▶ **WRITTEN TASK**
Your task is to transcribe all of the data below exactly, omitting the images.

----------

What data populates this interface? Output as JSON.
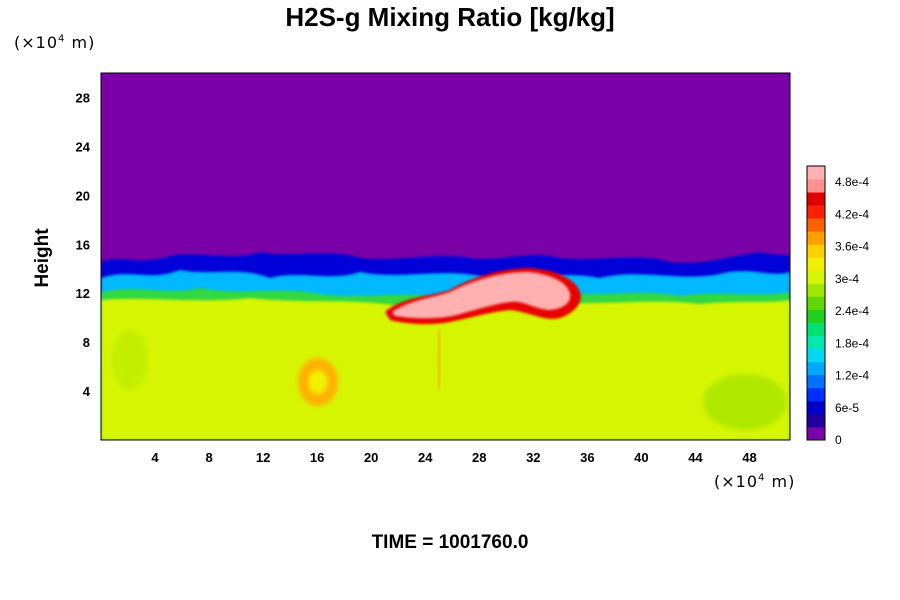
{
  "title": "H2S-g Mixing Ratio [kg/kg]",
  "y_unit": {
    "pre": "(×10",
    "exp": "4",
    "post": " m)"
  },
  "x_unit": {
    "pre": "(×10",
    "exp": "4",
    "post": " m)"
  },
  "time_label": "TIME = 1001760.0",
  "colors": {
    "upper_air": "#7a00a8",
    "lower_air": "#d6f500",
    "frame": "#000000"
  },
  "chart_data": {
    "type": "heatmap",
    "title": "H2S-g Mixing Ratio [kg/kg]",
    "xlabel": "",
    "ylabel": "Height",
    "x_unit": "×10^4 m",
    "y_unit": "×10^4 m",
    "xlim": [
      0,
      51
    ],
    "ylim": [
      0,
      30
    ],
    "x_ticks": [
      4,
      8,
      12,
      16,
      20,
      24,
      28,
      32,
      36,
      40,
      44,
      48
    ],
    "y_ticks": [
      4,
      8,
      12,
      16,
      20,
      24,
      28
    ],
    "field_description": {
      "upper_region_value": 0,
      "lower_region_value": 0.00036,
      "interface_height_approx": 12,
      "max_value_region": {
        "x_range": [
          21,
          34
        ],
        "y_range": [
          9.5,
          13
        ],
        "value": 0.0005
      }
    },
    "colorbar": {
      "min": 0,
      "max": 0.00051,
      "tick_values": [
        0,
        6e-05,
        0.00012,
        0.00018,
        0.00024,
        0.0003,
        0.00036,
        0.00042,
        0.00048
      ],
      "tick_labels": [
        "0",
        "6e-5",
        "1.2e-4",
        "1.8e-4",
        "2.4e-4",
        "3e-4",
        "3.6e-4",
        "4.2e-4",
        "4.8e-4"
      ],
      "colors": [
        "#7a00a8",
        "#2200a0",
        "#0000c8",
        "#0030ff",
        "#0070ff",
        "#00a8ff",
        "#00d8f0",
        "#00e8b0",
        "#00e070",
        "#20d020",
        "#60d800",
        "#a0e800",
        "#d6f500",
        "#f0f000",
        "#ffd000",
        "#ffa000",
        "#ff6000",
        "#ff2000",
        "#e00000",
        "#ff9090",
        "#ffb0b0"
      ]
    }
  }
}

----------

▶ **FINISHED TASK**
What data populates this interface? Output as JSON.
{
  "title": "H2S-g Mixing Ratio [kg/kg]",
  "y_unit": {
    "pre": "(×10",
    "exp": "4",
    "post": " m)"
  },
  "x_unit": {
    "pre": "(×10",
    "exp": "4",
    "post": " m)"
  },
  "time_label": "TIME = 1001760.0",
  "colors": {
    "upper_air": "#7a00a8",
    "lower_air": "#d6f500",
    "frame": "#000000"
  },
  "chart_data": {
    "type": "heatmap",
    "title": "H2S-g Mixing Ratio [kg/kg]",
    "xlabel": "",
    "ylabel": "Height",
    "x_unit": "×10^4 m",
    "y_unit": "×10^4 m",
    "xlim": [
      0,
      51
    ],
    "ylim": [
      0,
      30
    ],
    "x_ticks": [
      4,
      8,
      12,
      16,
      20,
      24,
      28,
      32,
      36,
      40,
      44,
      48
    ],
    "y_ticks": [
      4,
      8,
      12,
      16,
      20,
      24,
      28
    ],
    "field_description": {
      "upper_region_value": 0,
      "lower_region_value": 0.00036,
      "interface_height_approx": 12,
      "max_value_region": {
        "x_range": [
          21,
          34
        ],
        "y_range": [
          9.5,
          13
        ],
        "value": 0.0005
      }
    },
    "colorbar": {
      "min": 0,
      "max": 0.00051,
      "tick_values": [
        0,
        6e-05,
        0.00012,
        0.00018,
        0.00024,
        0.0003,
        0.00036,
        0.00042,
        0.00048
      ],
      "tick_labels": [
        "0",
        "6e-5",
        "1.2e-4",
        "1.8e-4",
        "2.4e-4",
        "3e-4",
        "3.6e-4",
        "4.2e-4",
        "4.8e-4"
      ],
      "colors": [
        "#7a00a8",
        "#2200a0",
        "#0000c8",
        "#0030ff",
        "#0070ff",
        "#00a8ff",
        "#00d8f0",
        "#00e8b0",
        "#00e070",
        "#20d020",
        "#60d800",
        "#a0e800",
        "#d6f500",
        "#f0f000",
        "#ffd000",
        "#ffa000",
        "#ff6000",
        "#ff2000",
        "#e00000",
        "#ff9090",
        "#ffb0b0"
      ]
    }
  }
}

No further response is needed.